Фрагмент документа -
По-видимому, эта черта темперамента Гамлета позволила Марине Цветаевой сказать ему от лица Офелии: Не вашего разума дело Судить воспаленную кровь. И затем в «Диалоге Гамлета с совестью»: — Но я любил ее, Как сорок тысяч... — Меньше Все же, чем один любовник. Ему не хватает «такта действительности» (Белинский), как и Дон-Кихоту. Между ними обнаруживается не только историческая, но и психологическая связь.
Они не во всем противоположны, потому и происходит так: «Гамлет начал «донкихотом», Дон-Кихот кончил «гамлетом». Психологическая противоположность между ними резко обозначается, когда одна сторона демонстрирует сомнения и колебания, другая — уверенность и решимость. Гамлет и Дон-Кихот оба начинают с утопии и «по своему произволу» — в полном соответствии с наивнооптимистическими воззрениями гуманизма — «чертят границы своей природы» (Пико делла Мирандола), не считаясь с действительным состоянием человека, с историческими условиями, с объективной необходимостью. «Все дело в том, чтобы не видя уверовать, засвидетельствовать, подтвердить, присягнуть и стать на защиту...»— говорит Дон-Кихот. Гамлет уверовал, засвидетельствовал, подтвердил, присягнул и стал на защиту, исполненный воодушевления и решимости. Но когда ему открылось дикое и коварное преступление и под светлыми покровами обнаружилась мерзость, он заколебался в своих убеждениях. В своих сомнениях он незаметно возвращается вспять, в его мыслях о человеке начинает сказываться дух и логика мрачной средневековой мысли. Гамлетовская рефлексия и колебания, ставшие отличительным признаком характера этого героя, вызваны внутренним потрясением от «моря бедствий», повлекшим за собой сомнение в нравственных и философских принципах, которые казались ему незыблемыми.

Хранимые данные -
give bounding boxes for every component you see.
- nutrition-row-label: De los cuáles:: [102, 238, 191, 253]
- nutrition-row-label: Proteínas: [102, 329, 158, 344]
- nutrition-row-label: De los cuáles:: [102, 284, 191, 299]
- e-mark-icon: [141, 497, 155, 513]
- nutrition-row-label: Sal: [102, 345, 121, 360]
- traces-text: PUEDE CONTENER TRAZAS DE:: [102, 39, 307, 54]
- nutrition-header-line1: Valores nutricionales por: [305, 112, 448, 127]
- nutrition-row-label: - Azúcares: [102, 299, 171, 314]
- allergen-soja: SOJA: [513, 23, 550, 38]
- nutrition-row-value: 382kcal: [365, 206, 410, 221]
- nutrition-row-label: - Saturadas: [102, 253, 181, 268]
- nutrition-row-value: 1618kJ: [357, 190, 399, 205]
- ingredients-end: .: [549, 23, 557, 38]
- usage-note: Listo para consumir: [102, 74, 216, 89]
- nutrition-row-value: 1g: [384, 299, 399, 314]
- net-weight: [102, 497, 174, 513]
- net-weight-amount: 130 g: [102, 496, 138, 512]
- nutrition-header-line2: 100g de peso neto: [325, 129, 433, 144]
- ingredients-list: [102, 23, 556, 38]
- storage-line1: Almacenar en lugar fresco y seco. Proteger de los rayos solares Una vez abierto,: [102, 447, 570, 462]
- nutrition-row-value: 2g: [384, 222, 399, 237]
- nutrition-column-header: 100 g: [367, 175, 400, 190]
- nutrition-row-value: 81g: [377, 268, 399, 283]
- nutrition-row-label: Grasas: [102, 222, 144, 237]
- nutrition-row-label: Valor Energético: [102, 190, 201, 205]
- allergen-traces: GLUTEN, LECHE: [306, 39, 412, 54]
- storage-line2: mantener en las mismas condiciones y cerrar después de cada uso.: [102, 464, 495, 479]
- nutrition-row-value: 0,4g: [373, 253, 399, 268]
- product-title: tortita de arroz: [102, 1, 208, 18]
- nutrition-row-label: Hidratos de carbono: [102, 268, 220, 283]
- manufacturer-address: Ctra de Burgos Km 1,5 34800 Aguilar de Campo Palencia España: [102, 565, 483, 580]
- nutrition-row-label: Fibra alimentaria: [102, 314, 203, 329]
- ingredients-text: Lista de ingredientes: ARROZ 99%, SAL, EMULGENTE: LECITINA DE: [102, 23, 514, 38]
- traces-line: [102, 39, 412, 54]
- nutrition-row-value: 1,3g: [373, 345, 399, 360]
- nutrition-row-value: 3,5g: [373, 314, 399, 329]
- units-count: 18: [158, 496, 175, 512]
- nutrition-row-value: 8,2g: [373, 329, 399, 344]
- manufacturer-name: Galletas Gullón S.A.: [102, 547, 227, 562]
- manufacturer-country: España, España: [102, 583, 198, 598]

Задание -
Ответьте на вопросы по фрагменту о Гамлете и Дон-Кихоте.
1. На кого ссылается автор, говоря о «такте действительности», которого не хватает Гамлету?
2. Чьи слова «чертят границы своей природы» приведены во фрагменте?
3. Чем, согласно фрагменту, вызваны гамлетовская рефлексия и колебания?
Отвечайте, опираясь только на фрагмент о Гамлете и Дон-Кихоте.

Решение -
1. На Белинского.
2. Пико делла Мирандолы.
3. Внутренним потрясением от «моря бедствий», повлекшим за собой сомнение в нравственных и философских принципах, которые казались Гамлету незыблемыми.